> **Work to do**:
Could you arrange the lines of the records below as a numbered list, starting at the line containing "unlock-card: Total Value" and ending at the line containing "bar[interactable] bbox=[212, 477, 544, 593]", with any blank lines left out?

-- -- --

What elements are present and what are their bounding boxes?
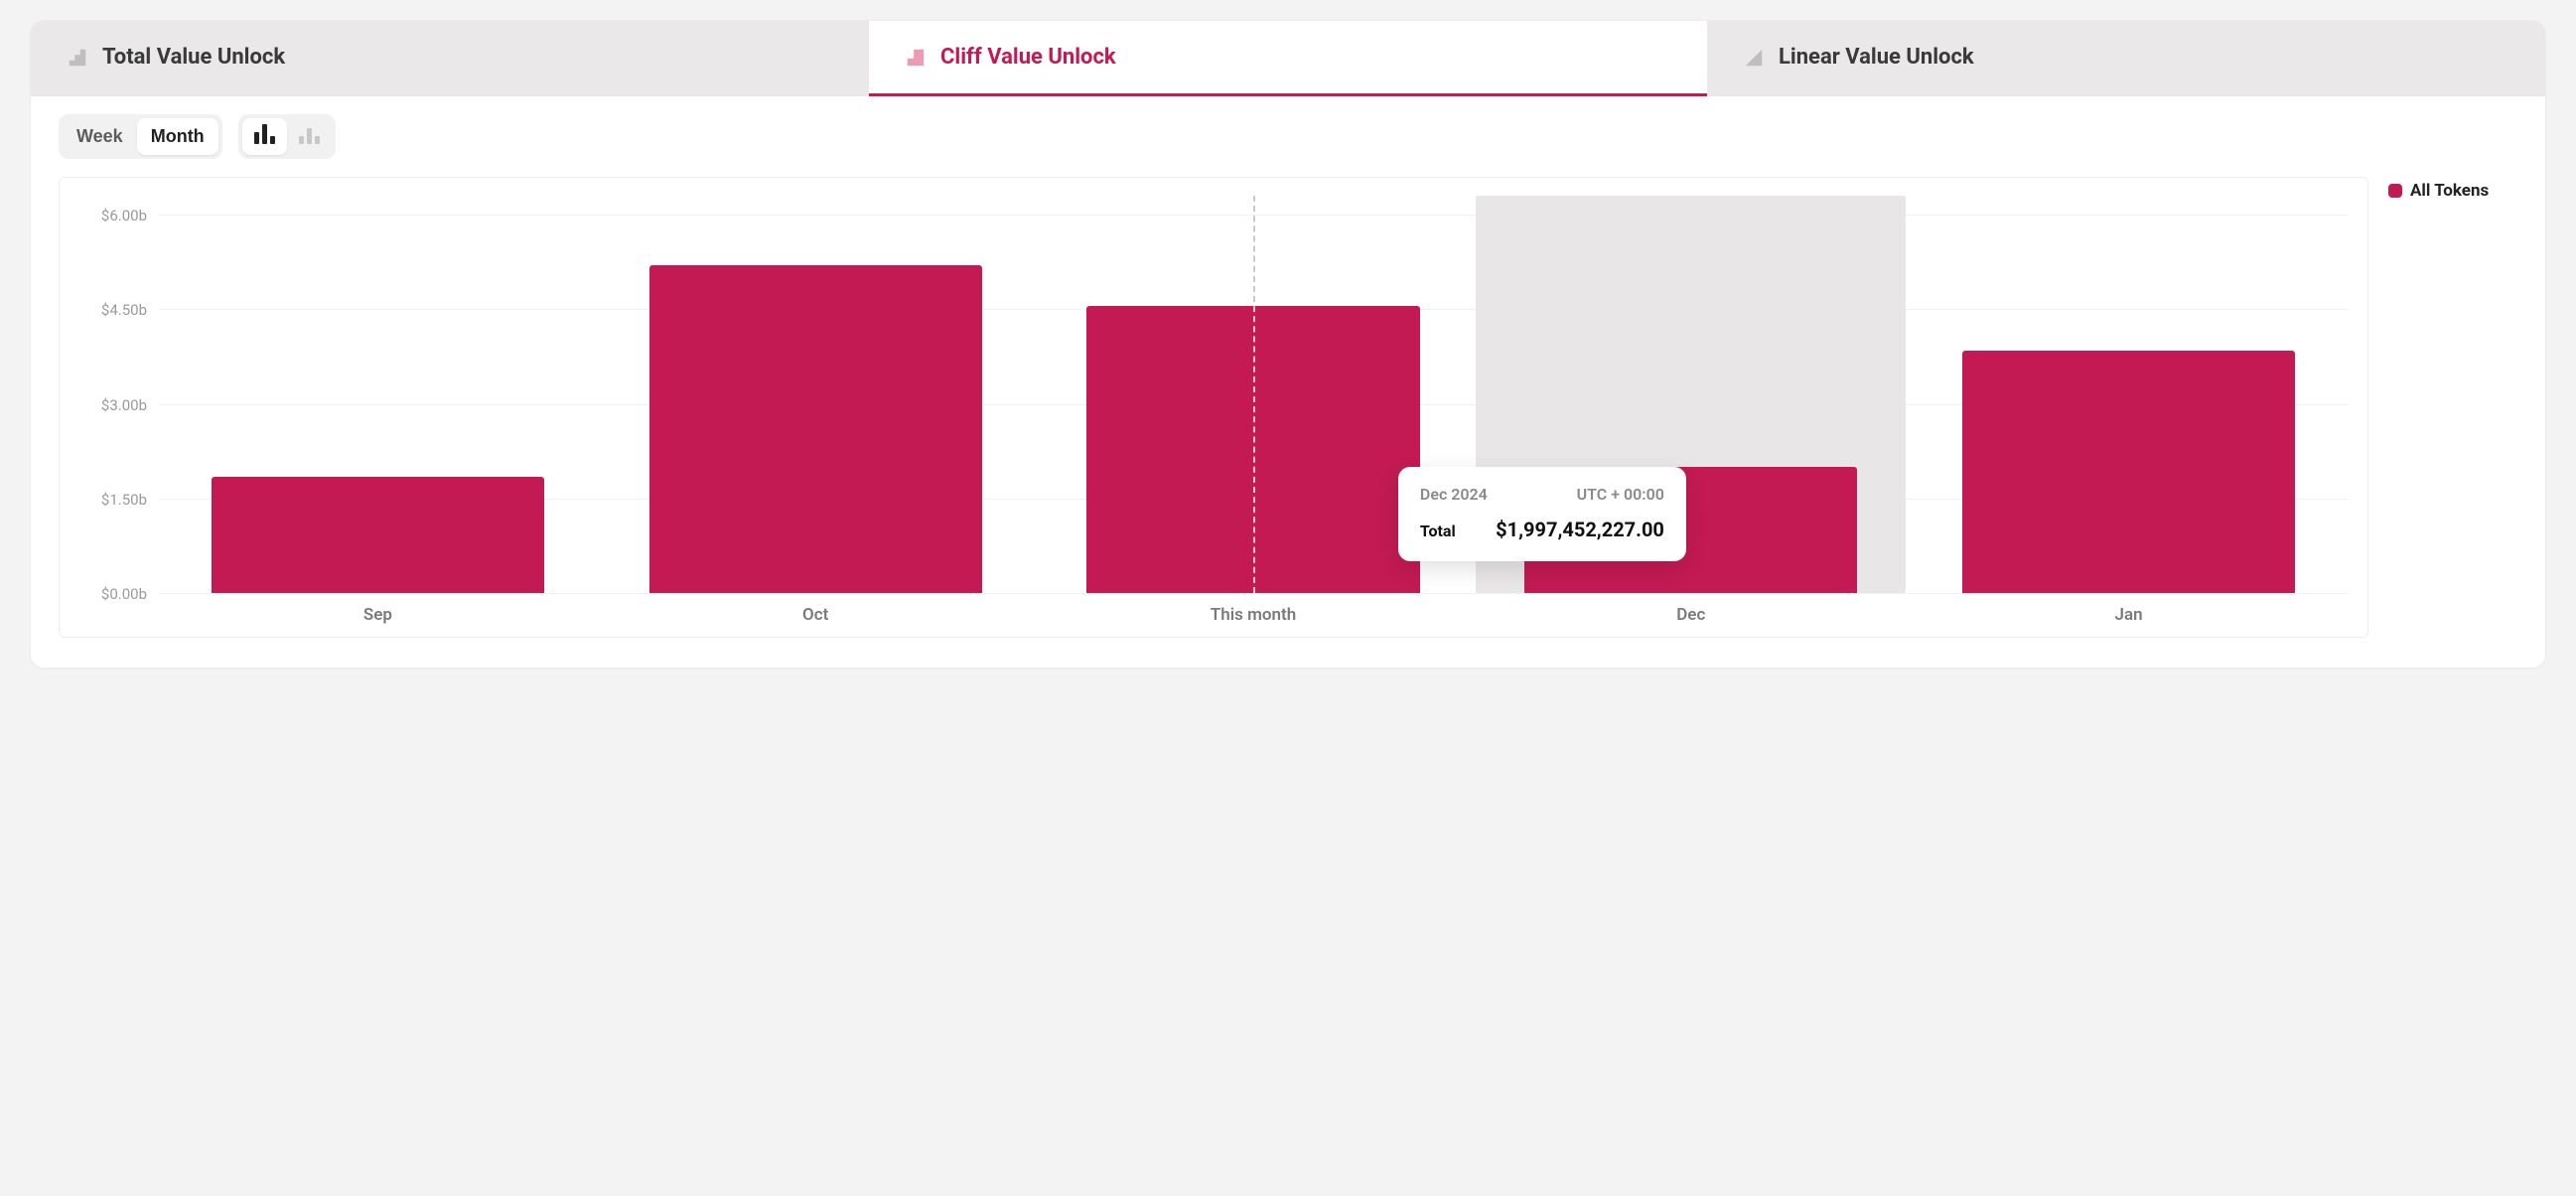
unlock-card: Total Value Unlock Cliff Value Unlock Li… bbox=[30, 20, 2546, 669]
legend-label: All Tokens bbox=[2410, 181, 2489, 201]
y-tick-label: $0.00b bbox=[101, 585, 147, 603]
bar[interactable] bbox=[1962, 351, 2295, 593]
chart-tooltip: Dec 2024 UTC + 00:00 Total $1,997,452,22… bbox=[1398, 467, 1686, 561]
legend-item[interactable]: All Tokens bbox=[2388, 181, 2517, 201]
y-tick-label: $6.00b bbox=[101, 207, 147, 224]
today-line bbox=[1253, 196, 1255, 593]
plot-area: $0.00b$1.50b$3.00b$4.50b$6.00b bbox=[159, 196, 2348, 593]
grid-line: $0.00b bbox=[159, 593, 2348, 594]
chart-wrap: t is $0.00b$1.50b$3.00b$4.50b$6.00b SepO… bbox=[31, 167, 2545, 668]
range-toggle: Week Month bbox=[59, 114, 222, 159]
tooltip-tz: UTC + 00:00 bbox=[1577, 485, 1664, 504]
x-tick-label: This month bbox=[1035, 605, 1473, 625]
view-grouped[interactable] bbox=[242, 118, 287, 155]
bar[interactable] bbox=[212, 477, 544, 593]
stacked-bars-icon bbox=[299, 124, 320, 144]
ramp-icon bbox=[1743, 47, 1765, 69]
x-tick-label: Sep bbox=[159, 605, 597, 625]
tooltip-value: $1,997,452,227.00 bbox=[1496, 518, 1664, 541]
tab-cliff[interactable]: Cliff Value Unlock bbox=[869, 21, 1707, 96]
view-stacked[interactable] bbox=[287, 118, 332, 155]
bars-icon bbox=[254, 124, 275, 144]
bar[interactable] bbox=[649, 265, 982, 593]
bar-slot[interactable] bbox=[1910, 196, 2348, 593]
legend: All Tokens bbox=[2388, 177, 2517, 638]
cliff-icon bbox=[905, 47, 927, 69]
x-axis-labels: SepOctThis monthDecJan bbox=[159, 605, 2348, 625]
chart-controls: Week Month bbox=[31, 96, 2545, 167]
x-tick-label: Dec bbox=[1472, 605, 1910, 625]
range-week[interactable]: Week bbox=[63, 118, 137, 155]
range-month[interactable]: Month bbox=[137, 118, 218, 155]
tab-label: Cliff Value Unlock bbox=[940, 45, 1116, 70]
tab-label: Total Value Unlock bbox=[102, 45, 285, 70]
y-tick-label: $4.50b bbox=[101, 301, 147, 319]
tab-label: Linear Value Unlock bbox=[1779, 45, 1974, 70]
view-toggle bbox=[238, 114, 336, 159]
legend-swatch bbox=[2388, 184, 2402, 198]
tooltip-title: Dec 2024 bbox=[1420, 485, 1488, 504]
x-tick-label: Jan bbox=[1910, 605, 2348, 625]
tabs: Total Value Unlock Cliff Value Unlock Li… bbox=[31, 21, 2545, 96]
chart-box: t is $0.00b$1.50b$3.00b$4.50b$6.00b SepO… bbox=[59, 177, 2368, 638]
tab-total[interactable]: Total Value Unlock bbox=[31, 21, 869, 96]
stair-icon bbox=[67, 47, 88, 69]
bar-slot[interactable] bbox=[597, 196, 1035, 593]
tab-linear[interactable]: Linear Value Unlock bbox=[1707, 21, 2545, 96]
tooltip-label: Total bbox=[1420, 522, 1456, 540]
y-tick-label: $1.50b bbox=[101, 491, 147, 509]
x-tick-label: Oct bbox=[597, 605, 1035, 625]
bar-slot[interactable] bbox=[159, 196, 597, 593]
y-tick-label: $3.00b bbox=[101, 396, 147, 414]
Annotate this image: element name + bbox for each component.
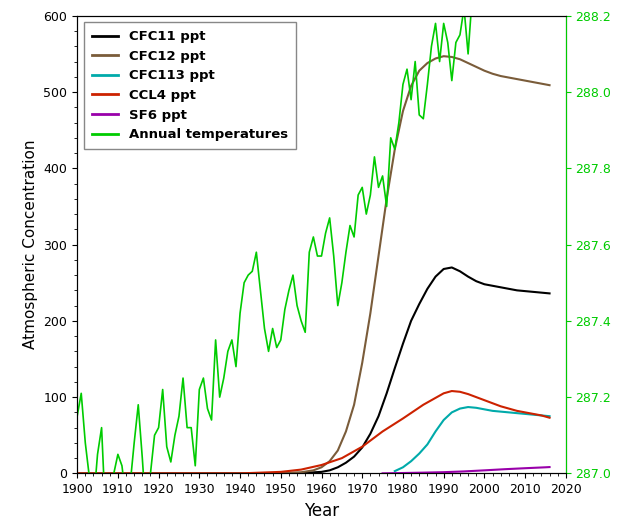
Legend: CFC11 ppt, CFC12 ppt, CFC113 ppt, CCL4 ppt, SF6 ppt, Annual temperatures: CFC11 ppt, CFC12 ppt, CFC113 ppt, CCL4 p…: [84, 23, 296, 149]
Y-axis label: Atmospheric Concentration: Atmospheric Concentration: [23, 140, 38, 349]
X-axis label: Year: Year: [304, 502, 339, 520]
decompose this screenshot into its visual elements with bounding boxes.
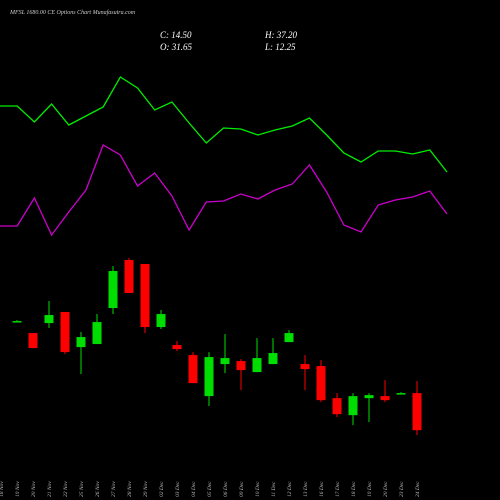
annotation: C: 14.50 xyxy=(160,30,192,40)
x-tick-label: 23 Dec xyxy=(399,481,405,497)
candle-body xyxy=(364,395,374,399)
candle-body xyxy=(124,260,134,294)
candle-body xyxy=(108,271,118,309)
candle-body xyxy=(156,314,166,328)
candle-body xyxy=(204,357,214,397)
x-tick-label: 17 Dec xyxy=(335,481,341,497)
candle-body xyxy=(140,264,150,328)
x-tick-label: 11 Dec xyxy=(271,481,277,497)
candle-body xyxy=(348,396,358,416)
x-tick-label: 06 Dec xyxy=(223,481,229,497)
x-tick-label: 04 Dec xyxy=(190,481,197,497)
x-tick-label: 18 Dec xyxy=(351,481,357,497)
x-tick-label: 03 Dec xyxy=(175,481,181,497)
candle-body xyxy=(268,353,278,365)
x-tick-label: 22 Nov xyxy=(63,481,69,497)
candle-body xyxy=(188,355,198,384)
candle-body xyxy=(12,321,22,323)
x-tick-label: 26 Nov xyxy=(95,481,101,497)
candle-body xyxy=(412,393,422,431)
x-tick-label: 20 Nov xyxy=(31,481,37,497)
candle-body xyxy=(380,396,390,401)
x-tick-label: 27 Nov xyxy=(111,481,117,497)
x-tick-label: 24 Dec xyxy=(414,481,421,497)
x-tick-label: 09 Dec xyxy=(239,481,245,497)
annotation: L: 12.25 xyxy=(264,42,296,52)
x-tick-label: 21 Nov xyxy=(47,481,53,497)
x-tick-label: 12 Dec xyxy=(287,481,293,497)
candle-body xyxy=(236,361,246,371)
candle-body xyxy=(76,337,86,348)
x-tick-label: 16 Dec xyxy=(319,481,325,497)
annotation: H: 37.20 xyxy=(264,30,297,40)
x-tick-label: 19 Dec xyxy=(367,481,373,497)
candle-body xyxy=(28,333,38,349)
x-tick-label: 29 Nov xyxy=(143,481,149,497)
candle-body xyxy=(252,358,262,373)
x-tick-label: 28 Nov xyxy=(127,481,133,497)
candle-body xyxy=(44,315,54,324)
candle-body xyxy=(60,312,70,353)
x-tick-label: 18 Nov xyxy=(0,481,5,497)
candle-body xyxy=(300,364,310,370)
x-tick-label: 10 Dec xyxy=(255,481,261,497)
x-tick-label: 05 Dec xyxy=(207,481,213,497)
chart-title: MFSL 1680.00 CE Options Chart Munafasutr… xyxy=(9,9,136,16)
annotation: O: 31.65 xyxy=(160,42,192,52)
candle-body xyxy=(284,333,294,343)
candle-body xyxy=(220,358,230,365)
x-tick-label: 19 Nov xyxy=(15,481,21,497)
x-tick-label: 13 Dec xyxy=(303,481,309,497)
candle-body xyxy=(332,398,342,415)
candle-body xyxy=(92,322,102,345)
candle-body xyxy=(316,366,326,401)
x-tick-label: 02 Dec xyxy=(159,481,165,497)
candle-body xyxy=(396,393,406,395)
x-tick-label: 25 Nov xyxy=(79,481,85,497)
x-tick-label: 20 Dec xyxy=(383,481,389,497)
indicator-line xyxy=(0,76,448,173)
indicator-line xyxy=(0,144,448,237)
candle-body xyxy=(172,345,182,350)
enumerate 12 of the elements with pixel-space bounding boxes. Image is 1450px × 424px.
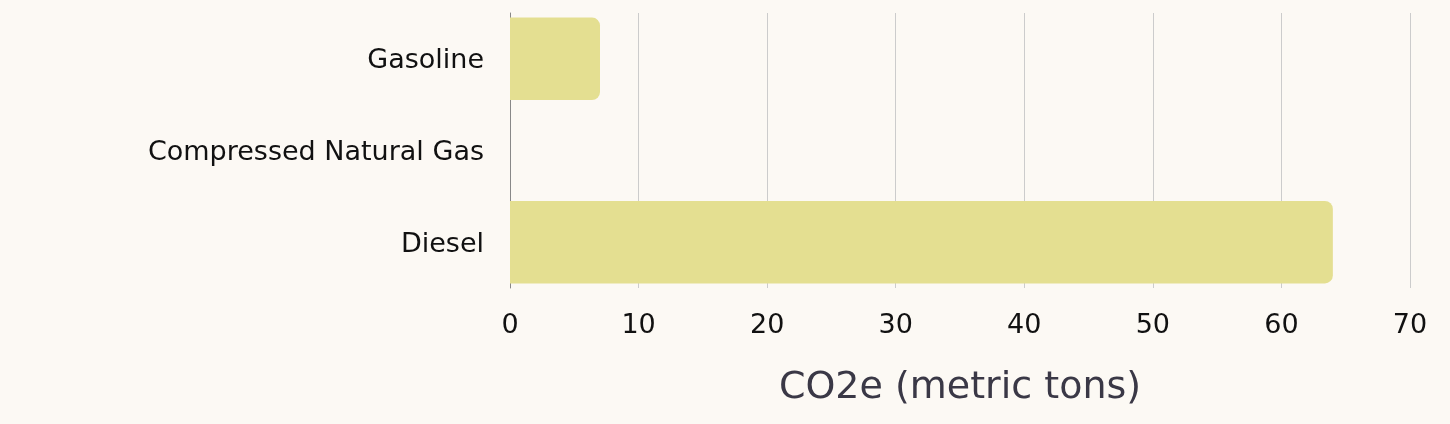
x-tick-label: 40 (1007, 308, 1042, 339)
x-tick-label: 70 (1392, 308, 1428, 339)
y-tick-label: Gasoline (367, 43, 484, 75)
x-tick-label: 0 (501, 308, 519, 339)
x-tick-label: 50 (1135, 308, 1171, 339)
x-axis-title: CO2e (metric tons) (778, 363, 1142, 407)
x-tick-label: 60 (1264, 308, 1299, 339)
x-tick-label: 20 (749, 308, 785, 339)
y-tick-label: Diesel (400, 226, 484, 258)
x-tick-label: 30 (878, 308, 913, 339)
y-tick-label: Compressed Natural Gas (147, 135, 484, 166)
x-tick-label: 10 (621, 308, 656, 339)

-- -- --

> **Problem solution**:
1. unlock-card: Total Value Unlock Cliff Value Unlock Li… bbox=[30, 20, 2546, 669]
2. legend-label: All Tokens bbox=[2410, 181, 2489, 201]
3. y-tick-label: $0.00b bbox=[101, 585, 147, 603]
4. bar[interactable] bbox=[1962, 351, 2295, 593]
5. chart-tooltip: Dec 2024 UTC + 00:00 Total $1,997,452,22… bbox=[1398, 467, 1686, 561]
6. legend-item[interactable]: All Tokens bbox=[2388, 181, 2517, 201]
7. y-tick-label: $6.00b bbox=[101, 207, 147, 224]
8. today-line bbox=[1253, 196, 1255, 593]
9. plot-area: $0.00b$1.50b$3.00b$4.50b$6.00b bbox=[159, 196, 2348, 593]
10. grid-line: $0.00b bbox=[159, 593, 2348, 594]
11. chart-wrap: t is $0.00b$1.50b$3.00b$4.50b$6.00b SepO… bbox=[31, 167, 2545, 668]
12. range-toggle: Week Month bbox=[59, 114, 222, 159]
13. tooltip-tz: UTC + 00:00 bbox=[1577, 485, 1664, 504]
14. x-tick-label: This month bbox=[1035, 605, 1473, 625]
15. view-grouped[interactable] bbox=[242, 118, 287, 155]
16. bar[interactable] bbox=[212, 477, 544, 593]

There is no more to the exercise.